Exercise requirements: Report every line below that holds the word "this".

━━━

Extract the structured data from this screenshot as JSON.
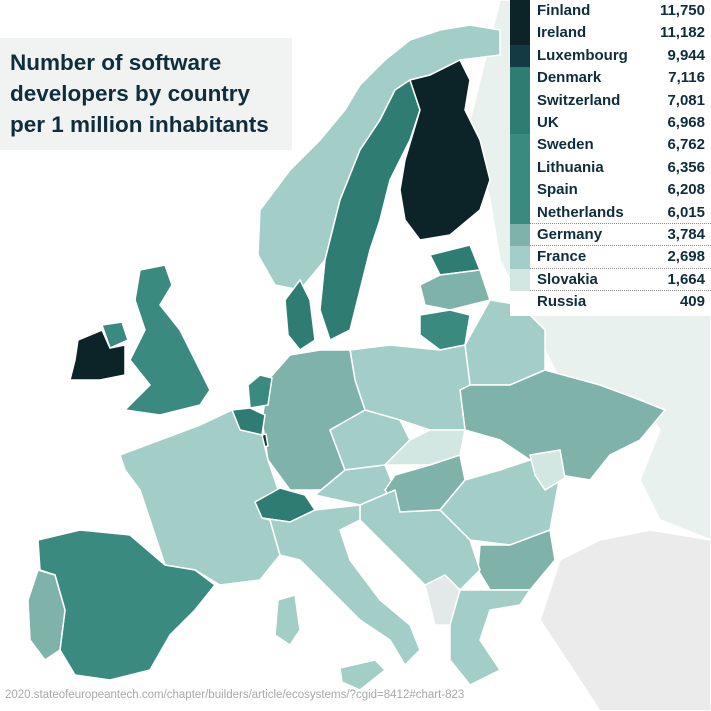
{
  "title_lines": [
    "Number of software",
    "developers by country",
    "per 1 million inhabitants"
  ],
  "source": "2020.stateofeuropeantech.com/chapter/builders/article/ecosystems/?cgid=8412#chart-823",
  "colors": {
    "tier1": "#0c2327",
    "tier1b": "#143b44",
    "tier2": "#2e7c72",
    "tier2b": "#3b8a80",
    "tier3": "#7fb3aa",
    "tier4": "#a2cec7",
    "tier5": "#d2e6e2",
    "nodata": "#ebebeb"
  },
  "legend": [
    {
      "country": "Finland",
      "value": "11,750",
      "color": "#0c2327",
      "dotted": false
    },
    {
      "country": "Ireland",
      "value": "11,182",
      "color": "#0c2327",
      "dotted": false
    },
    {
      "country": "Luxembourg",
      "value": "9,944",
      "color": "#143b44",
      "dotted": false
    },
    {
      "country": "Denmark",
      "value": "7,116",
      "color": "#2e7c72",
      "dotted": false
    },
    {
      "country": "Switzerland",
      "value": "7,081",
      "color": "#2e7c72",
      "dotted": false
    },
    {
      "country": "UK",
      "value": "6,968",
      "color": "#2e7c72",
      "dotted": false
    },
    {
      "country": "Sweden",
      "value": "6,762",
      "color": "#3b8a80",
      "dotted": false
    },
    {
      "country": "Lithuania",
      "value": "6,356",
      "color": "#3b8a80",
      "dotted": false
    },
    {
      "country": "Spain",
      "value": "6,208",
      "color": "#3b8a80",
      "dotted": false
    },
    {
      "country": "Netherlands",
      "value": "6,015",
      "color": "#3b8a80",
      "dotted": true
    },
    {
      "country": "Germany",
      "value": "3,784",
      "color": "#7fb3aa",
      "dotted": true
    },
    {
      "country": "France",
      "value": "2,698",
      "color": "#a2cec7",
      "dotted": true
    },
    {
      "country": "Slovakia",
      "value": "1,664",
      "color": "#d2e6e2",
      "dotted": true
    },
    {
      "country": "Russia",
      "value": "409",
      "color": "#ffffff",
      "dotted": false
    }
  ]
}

━━━

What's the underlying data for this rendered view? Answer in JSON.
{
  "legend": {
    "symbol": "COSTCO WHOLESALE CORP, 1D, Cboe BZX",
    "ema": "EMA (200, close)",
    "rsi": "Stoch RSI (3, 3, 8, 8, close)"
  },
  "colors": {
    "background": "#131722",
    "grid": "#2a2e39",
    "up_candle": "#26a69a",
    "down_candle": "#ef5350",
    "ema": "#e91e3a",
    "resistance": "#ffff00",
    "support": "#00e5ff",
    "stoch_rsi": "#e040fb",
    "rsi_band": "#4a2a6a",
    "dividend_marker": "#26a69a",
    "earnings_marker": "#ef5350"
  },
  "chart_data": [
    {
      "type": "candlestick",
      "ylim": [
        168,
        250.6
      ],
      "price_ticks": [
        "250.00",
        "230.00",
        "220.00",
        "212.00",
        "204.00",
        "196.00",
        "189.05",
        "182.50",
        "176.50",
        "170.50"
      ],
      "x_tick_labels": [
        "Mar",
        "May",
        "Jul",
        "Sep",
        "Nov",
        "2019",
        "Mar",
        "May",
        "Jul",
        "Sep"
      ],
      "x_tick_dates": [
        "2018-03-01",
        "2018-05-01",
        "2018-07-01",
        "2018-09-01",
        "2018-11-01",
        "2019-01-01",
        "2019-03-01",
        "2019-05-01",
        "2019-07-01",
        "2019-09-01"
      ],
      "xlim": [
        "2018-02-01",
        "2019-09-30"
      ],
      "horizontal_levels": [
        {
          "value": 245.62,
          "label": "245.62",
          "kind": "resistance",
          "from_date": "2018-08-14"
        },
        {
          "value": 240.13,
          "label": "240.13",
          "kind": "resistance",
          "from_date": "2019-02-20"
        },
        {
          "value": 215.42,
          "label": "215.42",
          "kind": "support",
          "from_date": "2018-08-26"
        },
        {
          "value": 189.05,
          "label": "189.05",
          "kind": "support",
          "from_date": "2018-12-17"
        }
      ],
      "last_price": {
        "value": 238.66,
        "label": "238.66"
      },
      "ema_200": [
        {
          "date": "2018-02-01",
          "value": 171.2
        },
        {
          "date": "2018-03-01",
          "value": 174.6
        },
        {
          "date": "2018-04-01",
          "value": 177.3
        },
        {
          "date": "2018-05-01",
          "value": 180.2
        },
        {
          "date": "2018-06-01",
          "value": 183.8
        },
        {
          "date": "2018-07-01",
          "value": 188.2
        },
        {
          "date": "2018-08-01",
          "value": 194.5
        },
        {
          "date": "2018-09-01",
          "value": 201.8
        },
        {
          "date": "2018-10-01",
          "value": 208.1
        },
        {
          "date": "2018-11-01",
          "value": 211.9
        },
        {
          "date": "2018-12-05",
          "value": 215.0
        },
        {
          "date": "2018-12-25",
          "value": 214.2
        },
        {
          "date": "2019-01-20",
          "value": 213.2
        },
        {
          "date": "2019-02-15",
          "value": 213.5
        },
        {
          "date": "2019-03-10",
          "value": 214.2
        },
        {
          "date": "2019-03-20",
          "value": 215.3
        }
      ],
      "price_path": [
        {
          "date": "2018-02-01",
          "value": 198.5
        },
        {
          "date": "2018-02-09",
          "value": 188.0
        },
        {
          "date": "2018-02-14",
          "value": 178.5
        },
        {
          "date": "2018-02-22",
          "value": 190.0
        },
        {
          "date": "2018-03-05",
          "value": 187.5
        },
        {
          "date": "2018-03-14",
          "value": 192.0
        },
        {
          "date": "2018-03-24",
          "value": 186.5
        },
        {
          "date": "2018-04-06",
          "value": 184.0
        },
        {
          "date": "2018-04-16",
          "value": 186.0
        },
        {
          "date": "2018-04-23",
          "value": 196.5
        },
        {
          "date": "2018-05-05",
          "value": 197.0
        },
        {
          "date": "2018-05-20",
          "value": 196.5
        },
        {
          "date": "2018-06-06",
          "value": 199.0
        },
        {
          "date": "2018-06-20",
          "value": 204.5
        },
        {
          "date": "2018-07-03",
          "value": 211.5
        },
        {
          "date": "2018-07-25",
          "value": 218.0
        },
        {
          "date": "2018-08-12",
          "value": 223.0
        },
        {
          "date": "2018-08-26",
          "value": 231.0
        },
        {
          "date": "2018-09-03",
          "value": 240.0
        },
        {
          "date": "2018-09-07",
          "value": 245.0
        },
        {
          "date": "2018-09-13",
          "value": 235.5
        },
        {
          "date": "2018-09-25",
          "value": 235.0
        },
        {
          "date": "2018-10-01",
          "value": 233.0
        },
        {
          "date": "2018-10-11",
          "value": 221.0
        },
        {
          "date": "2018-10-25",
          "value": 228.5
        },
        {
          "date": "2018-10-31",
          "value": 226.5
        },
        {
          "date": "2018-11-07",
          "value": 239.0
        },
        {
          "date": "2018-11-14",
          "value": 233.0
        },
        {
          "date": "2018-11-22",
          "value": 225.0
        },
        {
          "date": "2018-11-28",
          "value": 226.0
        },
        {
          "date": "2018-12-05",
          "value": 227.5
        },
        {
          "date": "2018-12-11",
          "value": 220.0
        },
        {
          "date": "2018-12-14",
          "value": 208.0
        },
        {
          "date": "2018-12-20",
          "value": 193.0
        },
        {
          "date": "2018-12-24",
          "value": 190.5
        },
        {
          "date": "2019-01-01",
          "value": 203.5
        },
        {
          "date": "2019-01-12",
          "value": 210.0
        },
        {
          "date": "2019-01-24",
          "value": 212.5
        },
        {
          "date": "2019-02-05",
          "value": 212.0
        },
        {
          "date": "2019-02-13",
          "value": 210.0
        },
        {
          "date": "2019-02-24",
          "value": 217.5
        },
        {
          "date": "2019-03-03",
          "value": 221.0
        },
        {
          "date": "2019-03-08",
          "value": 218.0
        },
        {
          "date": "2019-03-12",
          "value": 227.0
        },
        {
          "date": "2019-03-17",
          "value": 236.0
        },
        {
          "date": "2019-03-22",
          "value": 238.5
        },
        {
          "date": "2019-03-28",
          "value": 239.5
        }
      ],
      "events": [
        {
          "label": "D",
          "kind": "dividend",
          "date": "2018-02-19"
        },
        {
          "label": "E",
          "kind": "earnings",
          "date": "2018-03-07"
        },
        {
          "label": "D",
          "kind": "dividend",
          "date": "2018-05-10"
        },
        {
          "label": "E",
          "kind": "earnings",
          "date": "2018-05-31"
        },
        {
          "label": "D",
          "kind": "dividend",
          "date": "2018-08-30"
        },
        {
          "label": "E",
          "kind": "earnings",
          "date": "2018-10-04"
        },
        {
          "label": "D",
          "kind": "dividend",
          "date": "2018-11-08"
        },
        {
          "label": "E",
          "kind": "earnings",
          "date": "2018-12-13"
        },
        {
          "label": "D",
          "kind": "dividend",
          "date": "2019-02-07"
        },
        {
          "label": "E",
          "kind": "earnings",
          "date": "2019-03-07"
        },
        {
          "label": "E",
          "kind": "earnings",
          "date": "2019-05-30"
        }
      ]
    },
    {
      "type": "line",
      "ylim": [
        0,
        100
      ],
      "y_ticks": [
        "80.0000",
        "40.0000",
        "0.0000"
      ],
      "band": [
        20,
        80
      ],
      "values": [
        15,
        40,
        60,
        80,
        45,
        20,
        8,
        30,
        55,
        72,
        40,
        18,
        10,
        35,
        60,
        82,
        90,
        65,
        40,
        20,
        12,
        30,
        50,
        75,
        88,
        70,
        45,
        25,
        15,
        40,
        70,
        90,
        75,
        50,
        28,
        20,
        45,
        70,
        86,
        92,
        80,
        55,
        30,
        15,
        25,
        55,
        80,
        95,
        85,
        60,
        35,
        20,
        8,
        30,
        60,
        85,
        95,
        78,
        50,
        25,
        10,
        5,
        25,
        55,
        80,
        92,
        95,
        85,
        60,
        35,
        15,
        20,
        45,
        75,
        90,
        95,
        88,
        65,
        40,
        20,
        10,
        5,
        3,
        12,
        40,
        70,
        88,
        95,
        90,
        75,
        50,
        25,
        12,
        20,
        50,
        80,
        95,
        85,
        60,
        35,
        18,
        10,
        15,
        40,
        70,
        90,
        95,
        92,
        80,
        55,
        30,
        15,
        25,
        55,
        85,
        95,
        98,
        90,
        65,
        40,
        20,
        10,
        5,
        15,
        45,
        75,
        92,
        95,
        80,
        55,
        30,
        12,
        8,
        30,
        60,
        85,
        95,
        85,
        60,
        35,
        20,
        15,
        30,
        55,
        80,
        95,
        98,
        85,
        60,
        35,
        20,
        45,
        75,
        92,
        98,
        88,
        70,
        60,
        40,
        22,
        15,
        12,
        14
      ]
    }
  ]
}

━━━

Output below:
Extract the structured data from this screenshot as JSON.
What's the underlying data for this rendered view? Answer in JSON.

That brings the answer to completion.